**WORK REQUIRED**
Carry none of the pictures over; write out the complete data exactly.

**RECORDS PROVIDED**

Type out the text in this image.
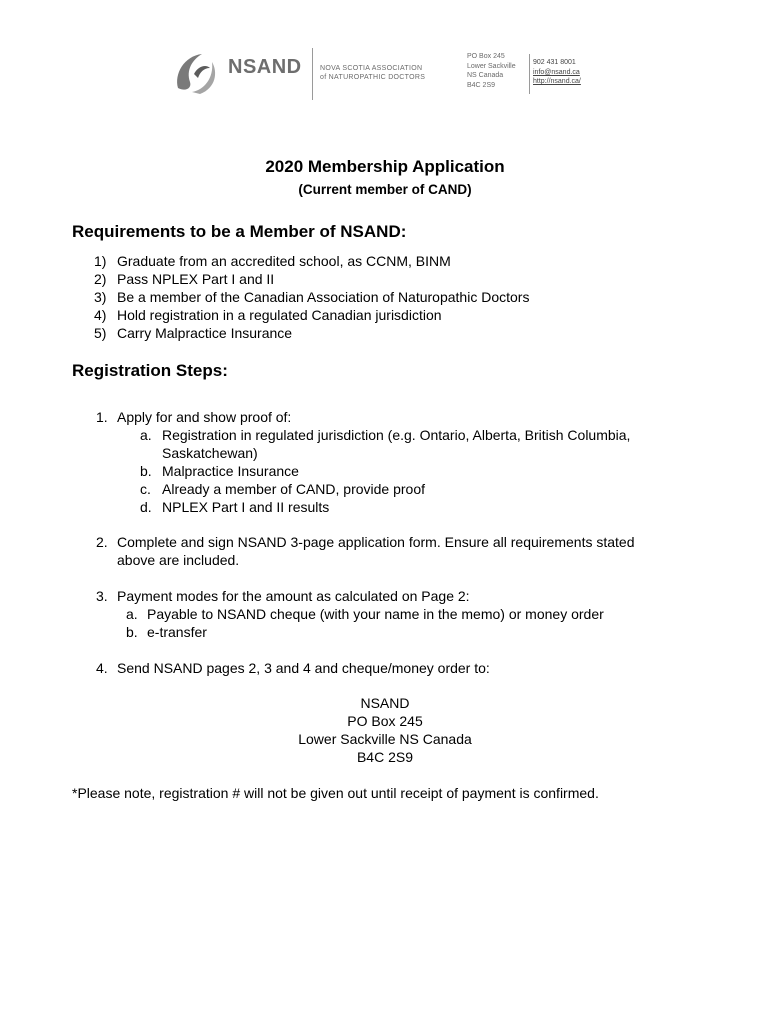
NSAND	NOVA SCOTIA ASSOCIATION
of NATUROPATHIC DOCTORS
PO Box 245
Lower Sackville
NS Canada
B4C 2S9
902 431 8001
info@nsand.ca
http://nsand.ca/
2020 Membership Application
(Current member of CAND)
Requirements to be a Member of NSAND:
1) Graduate from an accredited school, as CCNM, BINM
2) Pass NPLEX Part I and II
3) Be a member of the Canadian Association of Naturopathic Doctors
4) Hold registration in a regulated Canadian jurisdiction
5) Carry Malpractice Insurance
Registration Steps:
1. Apply for and show proof of:
a. Registration in regulated jurisdiction (e.g. Ontario, Alberta, British Columbia,
Saskatchewan)
b. Malpractice Insurance
c. Already a member of CAND, provide proof
d. NPLEX Part I and II results
2. Complete and sign NSAND 3-page application form. Ensure all requirements stated
above are included.
3. Payment modes for the amount as calculated on Page 2:
a. Payable to NSAND cheque (with your name in the memo) or money order
b. e-transfer
4. Send NSAND pages 2, 3 and 4 and cheque/money order to:
NSAND
PO Box 245
Lower Sackville NS Canada
B4C 2S9
*Please note, registration # will not be given out until receipt of payment is confirmed.
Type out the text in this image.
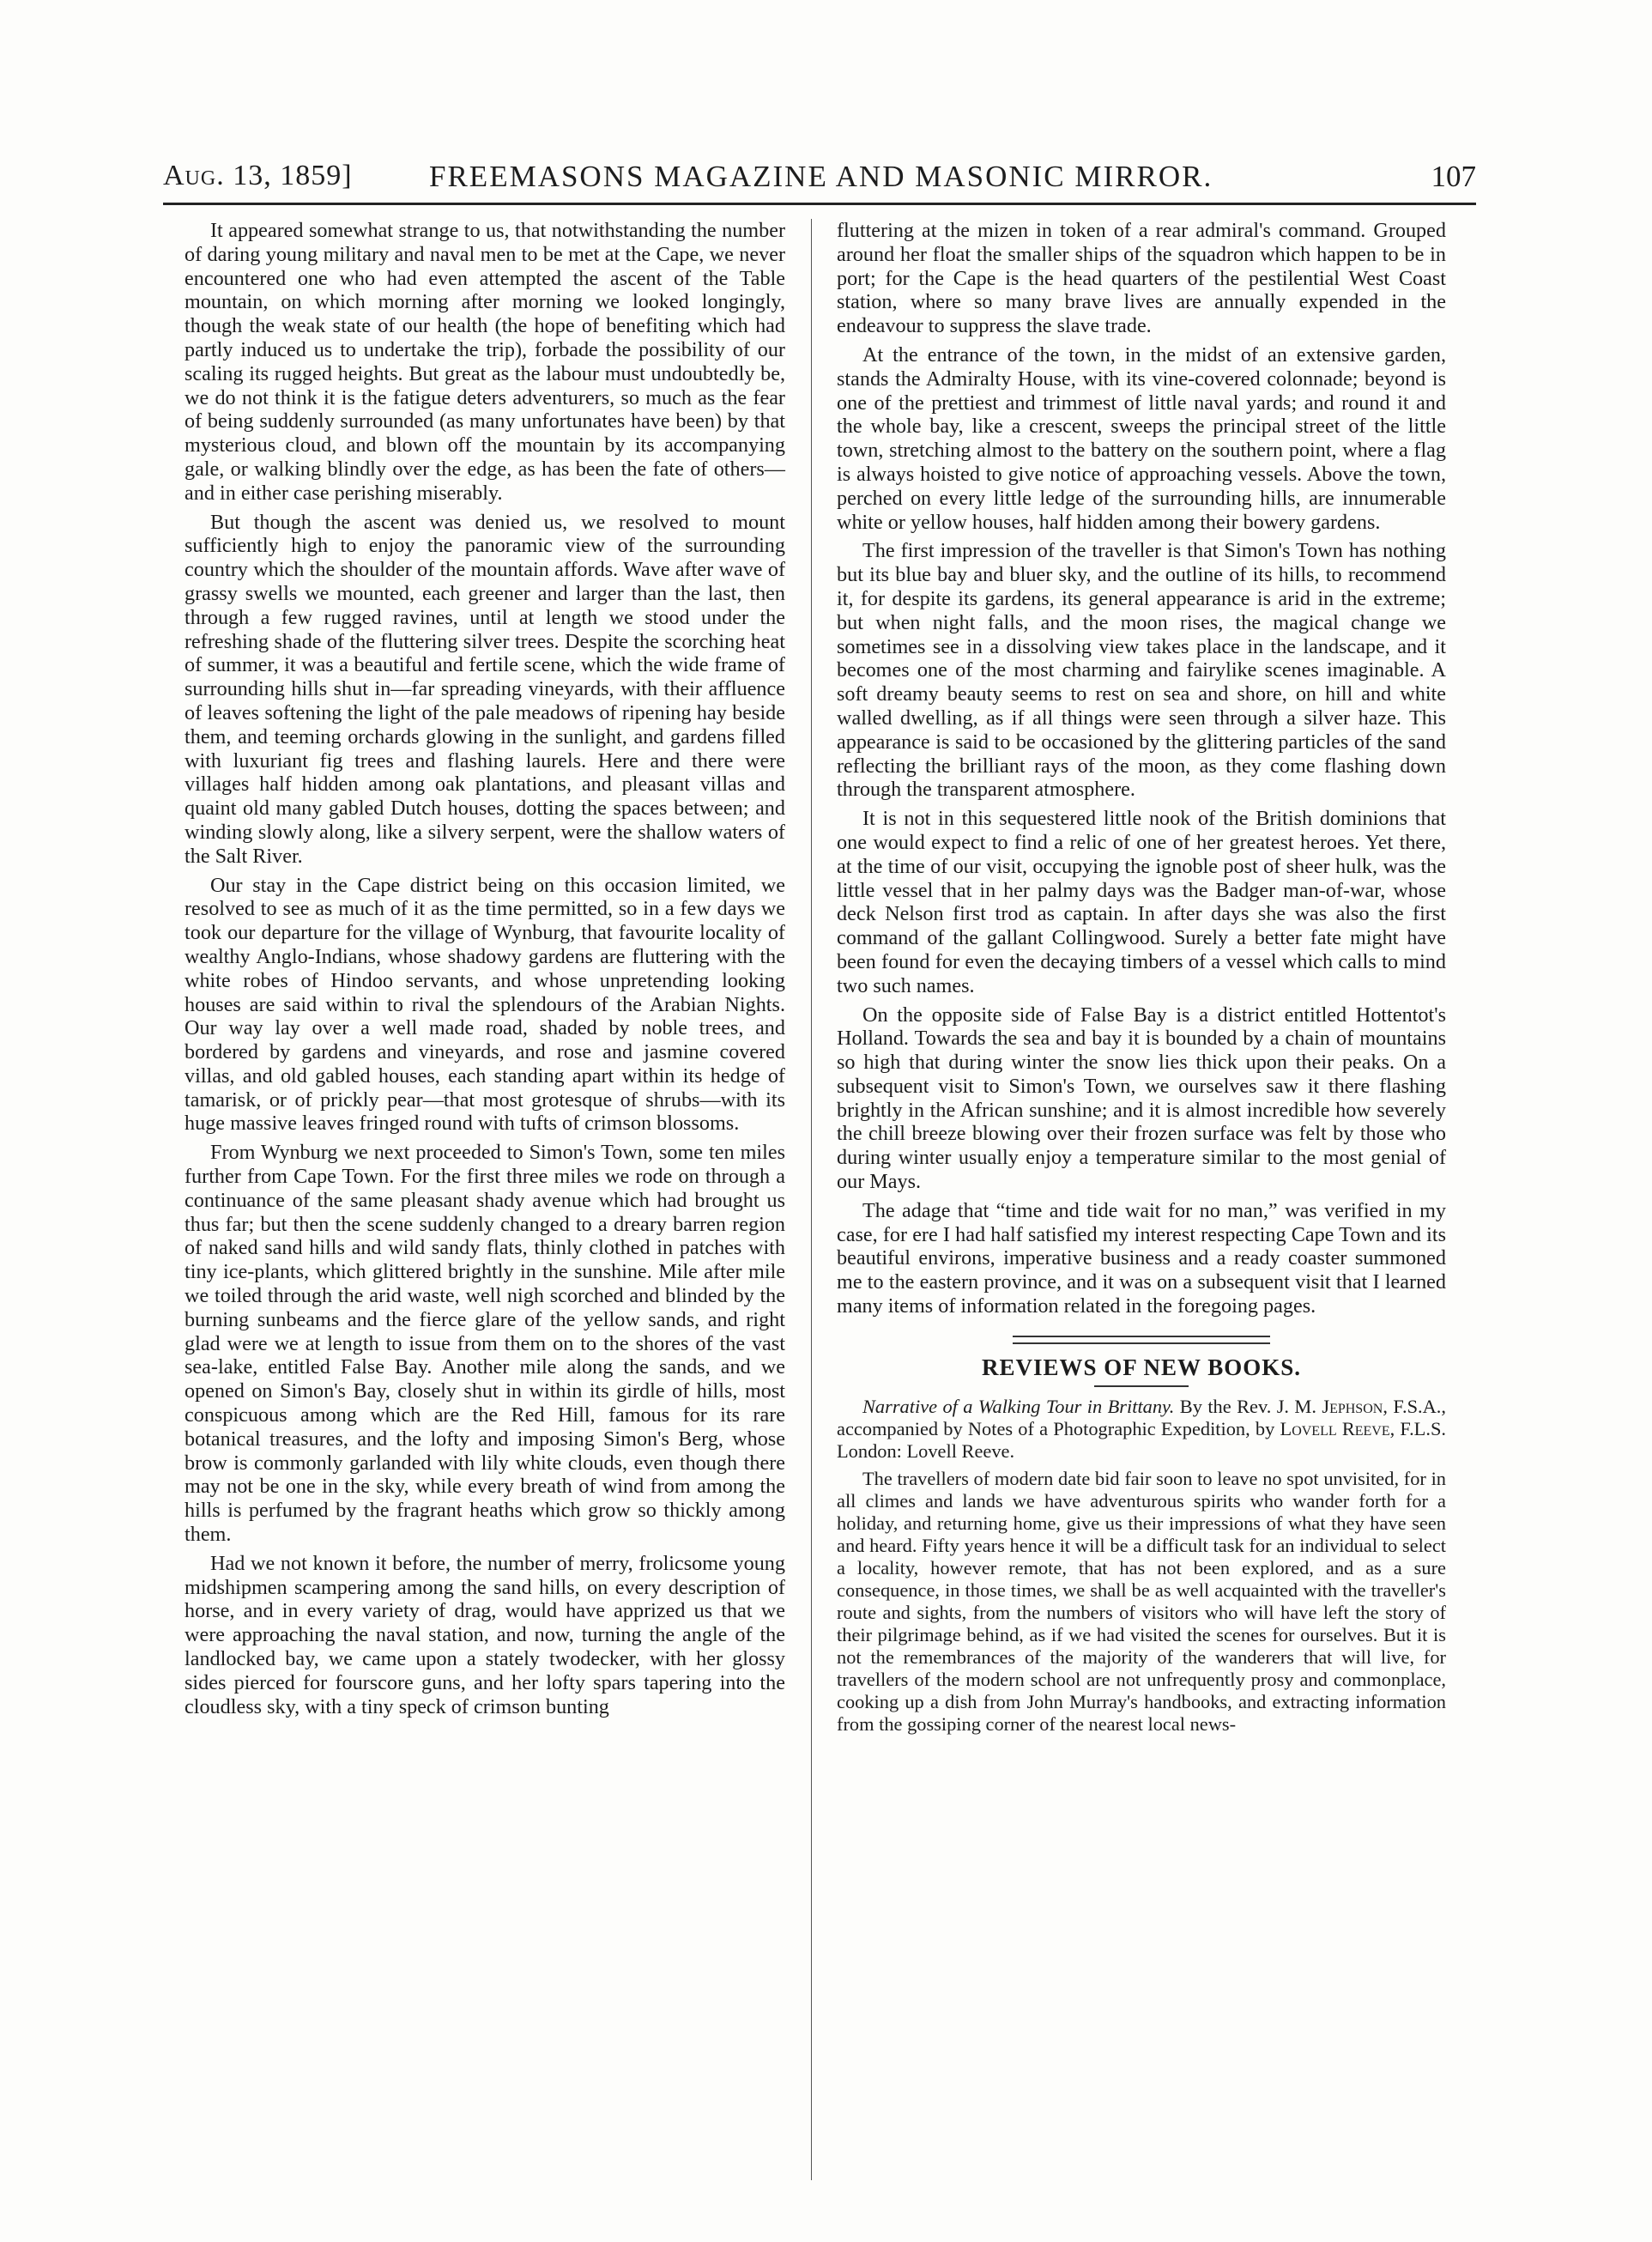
Aug. 13, 1859]	FREEMASONS MAGAZINE AND MASONIC MIRROR.	107

It appeared somewhat strange to us, that notwithstanding the number of daring young military and naval men to be met at the Cape, we never encountered one who had even attempted the ascent of the Table mountain, on which morning after morning we looked longingly, though the weak state of our health (the hope of benefiting which had partly induced us to undertake the trip), forbade the possibility of our scaling its rugged heights. But great as the labour must undoubtedly be, we do not think it is the fatigue deters adventurers, so much as the fear of being suddenly surrounded (as many unfortunates have been) by that mysterious cloud, and blown off the mountain by its accompanying gale, or walking blindly over the edge, as has been the fate of others—and in either case perishing miserably.

But though the ascent was denied us, we resolved to mount sufficiently high to enjoy the panoramic view of the surrounding country which the shoulder of the mountain affords. Wave after wave of grassy swells we mounted, each greener and larger than the last, then through a few rugged ravines, until at length we stood under the refreshing shade of the fluttering silver trees. Despite the scorching heat of summer, it was a beautiful and fertile scene, which the wide frame of surrounding hills shut in—far spreading vineyards, with their affluence of leaves softening the light of the pale meadows of ripening hay beside them, and teeming orchards glowing in the sunlight, and gardens filled with luxuriant fig trees and flashing laurels. Here and there were villages half hidden among oak plantations, and pleasant villas and quaint old many gabled Dutch houses, dotting the spaces between; and winding slowly along, like a silvery serpent, were the shallow waters of the Salt River.

Our stay in the Cape district being on this occasion limited, we resolved to see as much of it as the time permitted, so in a few days we took our departure for the village of Wynburg, that favourite locality of wealthy Anglo-Indians, whose shadowy gardens are fluttering with the white robes of Hindoo servants, and whose unpretending looking houses are said within to rival the splendours of the Arabian Nights. Our way lay over a well made road, shaded by noble trees, and bordered by gardens and vineyards, and rose and jasmine covered villas, and old gabled houses, each standing apart within its hedge of tamarisk, or of prickly pear—that most grotesque of shrubs—with its huge massive leaves fringed round with tufts of crimson blossoms.

From Wynburg we next proceeded to Simon's Town, some ten miles further from Cape Town. For the first three miles we rode on through a continuance of the same pleasant shady avenue which had brought us thus far; but then the scene suddenly changed to a dreary barren region of naked sand hills and wild sandy flats, thinly clothed in patches with tiny ice-plants, which glittered brightly in the sunshine. Mile after mile we toiled through the arid waste, well nigh scorched and blinded by the burning sunbeams and the fierce glare of the yellow sands, and right glad were we at length to issue from them on to the shores of the vast sea-lake, entitled False Bay. Another mile along the sands, and we opened on Simon's Bay, closely shut in within its girdle of hills, most conspicuous among which are the Red Hill, famous for its rare botanical treasures, and the lofty and imposing Simon's Berg, whose brow is commonly garlanded with lily white clouds, even though there may not be one in the sky, while every breath of wind from among the hills is perfumed by the fragrant heaths which grow so thickly among them.

Had we not known it before, the number of merry, frolicsome young midshipmen scampering among the sand hills, on every description of horse, and in every variety of drag, would have apprized us that we were approaching the naval station, and now, turning the angle of the landlocked bay, we came upon a stately twodecker, with her glossy sides pierced for fourscore guns, and her lofty spars tapering into the cloudless sky, with a tiny speck of crimson bunting

fluttering at the mizen in token of a rear admiral's command. Grouped around her float the smaller ships of the squadron which happen to be in port; for the Cape is the head quarters of the pestilential West Coast station, where so many brave lives are annually expended in the endeavour to suppress the slave trade.

At the entrance of the town, in the midst of an extensive garden, stands the Admiralty House, with its vine-covered colonnade; beyond is one of the prettiest and trimmest of little naval yards; and round it and the whole bay, like a crescent, sweeps the principal street of the little town, stretching almost to the battery on the southern point, where a flag is always hoisted to give notice of approaching vessels. Above the town, perched on every little ledge of the surrounding hills, are innumerable white or yellow houses, half hidden among their bowery gardens.

The first impression of the traveller is that Simon's Town has nothing but its blue bay and bluer sky, and the outline of its hills, to recommend it, for despite its gardens, its general appearance is arid in the extreme; but when night falls, and the moon rises, the magical change we sometimes see in a dissolving view takes place in the landscape, and it becomes one of the most charming and fairylike scenes imaginable. A soft dreamy beauty seems to rest on sea and shore, on hill and white walled dwelling, as if all things were seen through a silver haze. This appearance is said to be occasioned by the glittering particles of the sand reflecting the brilliant rays of the moon, as they come flashing down through the transparent atmosphere.

It is not in this sequestered little nook of the British dominions that one would expect to find a relic of one of her greatest heroes. Yet there, at the time of our visit, occupying the ignoble post of sheer hulk, was the little vessel that in her palmy days was the Badger man-of-war, whose deck Nelson first trod as captain. In after days she was also the first command of the gallant Collingwood. Surely a better fate might have been found for even the decaying timbers of a vessel which calls to mind two such names.

On the opposite side of False Bay is a district entitled Hottentot's Holland. Towards the sea and bay it is bounded by a chain of mountains so high that during winter the snow lies thick upon their peaks. On a subsequent visit to Simon's Town, we ourselves saw it there flashing brightly in the African sunshine; and it is almost incredible how severely the chill breeze blowing over their frozen surface was felt by those who during winter usually enjoy a temperature similar to the most genial of our Mays.

The adage that “time and tide wait for no man,” was verified in my case, for ere I had half satisfied my interest respecting Cape Town and its beautiful environs, imperative business and a ready coaster summoned me to the eastern province, and it was on a subsequent visit that I learned many items of information related in the foregoing pages.

REVIEWS OF NEW BOOKS.

Narrative of a Walking Tour in Brittany. By the Rev. J. M. Jephson, F.S.A., accompanied by Notes of a Photographic Expedition, by Lovell Reeve, F.L.S. London: Lovell Reeve.

The travellers of modern date bid fair soon to leave no spot unvisited, for in all climes and lands we have adventurous spirits who wander forth for a holiday, and returning home, give us their impressions of what they have seen and heard. Fifty years hence it will be a difficult task for an individual to select a locality, however remote, that has not been explored, and as a sure consequence, in those times, we shall be as well acquainted with the traveller's route and sights, from the numbers of visitors who will have left the story of their pilgrimage behind, as if we had visited the scenes for ourselves. But it is not the remembrances of the majority of the wanderers that will live, for travellers of the modern school are not unfrequently prosy and commonplace, cooking up a dish from John Murray's handbooks, and extracting information from the gossiping corner of the nearest local news-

**COMPLETED EXERCISE**
Type out the text in this image.
NSAND	NOVA SCOTIA ASSOCIATION
of NATUROPATHIC DOCTORS
PO Box 245
Lower Sackville
NS Canada
B4C 2S9
902 431 8001
info@nsand.ca
http://nsand.ca/
2020 Membership Application
(Current member of CAND)
Requirements to be a Member of NSAND:
1) Graduate from an accredited school, as CCNM, BINM
2) Pass NPLEX Part I and II
3) Be a member of the Canadian Association of Naturopathic Doctors
4) Hold registration in a regulated Canadian jurisdiction
5) Carry Malpractice Insurance
Registration Steps:
1. Apply for and show proof of:
a. Registration in regulated jurisdiction (e.g. Ontario, Alberta, British Columbia,
Saskatchewan)
b. Malpractice Insurance
c. Already a member of CAND, provide proof
d. NPLEX Part I and II results
2. Complete and sign NSAND 3-page application form. Ensure all requirements stated
above are included.
3. Payment modes for the amount as calculated on Page 2:
a. Payable to NSAND cheque (with your name in the memo) or money order
b. e-transfer
4. Send NSAND pages 2, 3 and 4 and cheque/money order to:
NSAND
PO Box 245
Lower Sackville NS Canada
B4C 2S9
*Please note, registration # will not be given out until receipt of payment is confirmed.
Type out the text in this image.
Aug. 13, 1859]	FREEMASONS MAGAZINE AND MASONIC MIRROR.	107

It appeared somewhat strange to us, that notwithstanding the number of daring young military and naval men to be met at the Cape, we never encountered one who had even attempted the ascent of the Table mountain, on which morning after morning we looked longingly, though the weak state of our health (the hope of benefiting which had partly induced us to undertake the trip), forbade the possibility of our scaling its rugged heights. But great as the labour must undoubtedly be, we do not think it is the fatigue deters adventurers, so much as the fear of being suddenly surrounded (as many unfortunates have been) by that mysterious cloud, and blown off the mountain by its accompanying gale, or walking blindly over the edge, as has been the fate of others—and in either case perishing miserably.

But though the ascent was denied us, we resolved to mount sufficiently high to enjoy the panoramic view of the surrounding country which the shoulder of the mountain affords. Wave after wave of grassy swells we mounted, each greener and larger than the last, then through a few rugged ravines, until at length we stood under the refreshing shade of the fluttering silver trees. Despite the scorching heat of summer, it was a beautiful and fertile scene, which the wide frame of surrounding hills shut in—far spreading vineyards, with their affluence of leaves softening the light of the pale meadows of ripening hay beside them, and teeming orchards glowing in the sunlight, and gardens filled with luxuriant fig trees and flashing laurels. Here and there were villages half hidden among oak plantations, and pleasant villas and quaint old many gabled Dutch houses, dotting the spaces between; and winding slowly along, like a silvery serpent, were the shallow waters of the Salt River.

Our stay in the Cape district being on this occasion limited, we resolved to see as much of it as the time permitted, so in a few days we took our departure for the village of Wynburg, that favourite locality of wealthy Anglo-Indians, whose shadowy gardens are fluttering with the white robes of Hindoo servants, and whose unpretending looking houses are said within to rival the splendours of the Arabian Nights. Our way lay over a well made road, shaded by noble trees, and bordered by gardens and vineyards, and rose and jasmine covered villas, and old gabled houses, each standing apart within its hedge of tamarisk, or of prickly pear—that most grotesque of shrubs—with its huge massive leaves fringed round with tufts of crimson blossoms.

From Wynburg we next proceeded to Simon's Town, some ten miles further from Cape Town. For the first three miles we rode on through a continuance of the same pleasant shady avenue which had brought us thus far; but then the scene suddenly changed to a dreary barren region of naked sand hills and wild sandy flats, thinly clothed in patches with tiny ice-plants, which glittered brightly in the sunshine. Mile after mile we toiled through the arid waste, well nigh scorched and blinded by the burning sunbeams and the fierce glare of the yellow sands, and right glad were we at length to issue from them on to the shores of the vast sea-lake, entitled False Bay. Another mile along the sands, and we opened on Simon's Bay, closely shut in within its girdle of hills, most conspicuous among which are the Red Hill, famous for its rare botanical treasures, and the lofty and imposing Simon's Berg, whose brow is commonly garlanded with lily white clouds, even though there may not be one in the sky, while every breath of wind from among the hills is perfumed by the fragrant heaths which grow so thickly among them.

Had we not known it before, the number of merry, frolicsome young midshipmen scampering among the sand hills, on every description of horse, and in every variety of drag, would have apprized us that we were approaching the naval station, and now, turning the angle of the landlocked bay, we came upon a stately twodecker, with her glossy sides pierced for fourscore guns, and her lofty spars tapering into the cloudless sky, with a tiny speck of crimson bunting

fluttering at the mizen in token of a rear admiral's command. Grouped around her float the smaller ships of the squadron which happen to be in port; for the Cape is the head quarters of the pestilential West Coast station, where so many brave lives are annually expended in the endeavour to suppress the slave trade.

At the entrance of the town, in the midst of an extensive garden, stands the Admiralty House, with its vine-covered colonnade; beyond is one of the prettiest and trimmest of little naval yards; and round it and the whole bay, like a crescent, sweeps the principal street of the little town, stretching almost to the battery on the southern point, where a flag is always hoisted to give notice of approaching vessels. Above the town, perched on every little ledge of the surrounding hills, are innumerable white or yellow houses, half hidden among their bowery gardens.

The first impression of the traveller is that Simon's Town has nothing but its blue bay and bluer sky, and the outline of its hills, to recommend it, for despite its gardens, its general appearance is arid in the extreme; but when night falls, and the moon rises, the magical change we sometimes see in a dissolving view takes place in the landscape, and it becomes one of the most charming and fairylike scenes imaginable. A soft dreamy beauty seems to rest on sea and shore, on hill and white walled dwelling, as if all things were seen through a silver haze. This appearance is said to be occasioned by the glittering particles of the sand reflecting the brilliant rays of the moon, as they come flashing down through the transparent atmosphere.

It is not in this sequestered little nook of the British dominions that one would expect to find a relic of one of her greatest heroes. Yet there, at the time of our visit, occupying the ignoble post of sheer hulk, was the little vessel that in her palmy days was the Badger man-of-war, whose deck Nelson first trod as captain. In after days she was also the first command of the gallant Collingwood. Surely a better fate might have been found for even the decaying timbers of a vessel which calls to mind two such names.

On the opposite side of False Bay is a district entitled Hottentot's Holland. Towards the sea and bay it is bounded by a chain of mountains so high that during winter the snow lies thick upon their peaks. On a subsequent visit to Simon's Town, we ourselves saw it there flashing brightly in the African sunshine; and it is almost incredible how severely the chill breeze blowing over their frozen surface was felt by those who during winter usually enjoy a temperature similar to the most genial of our Mays.

The adage that “time and tide wait for no man,” was verified in my case, for ere I had half satisfied my interest respecting Cape Town and its beautiful environs, imperative business and a ready coaster summoned me to the eastern province, and it was on a subsequent visit that I learned many items of information related in the foregoing pages.

REVIEWS OF NEW BOOKS.

Narrative of a Walking Tour in Brittany. By the Rev. J. M. Jephson, F.S.A., accompanied by Notes of a Photographic Expedition, by Lovell Reeve, F.L.S. London: Lovell Reeve.

The travellers of modern date bid fair soon to leave no spot unvisited, for in all climes and lands we have adventurous spirits who wander forth for a holiday, and returning home, give us their impressions of what they have seen and heard. Fifty years hence it will be a difficult task for an individual to select a locality, however remote, that has not been explored, and as a sure consequence, in those times, we shall be as well acquainted with the traveller's route and sights, from the numbers of visitors who will have left the story of their pilgrimage behind, as if we had visited the scenes for ourselves. But it is not the remembrances of the majority of the wanderers that will live, for travellers of the modern school are not unfrequently prosy and commonplace, cooking up a dish from John Murray's handbooks, and extracting information from the gossiping corner of the nearest local news-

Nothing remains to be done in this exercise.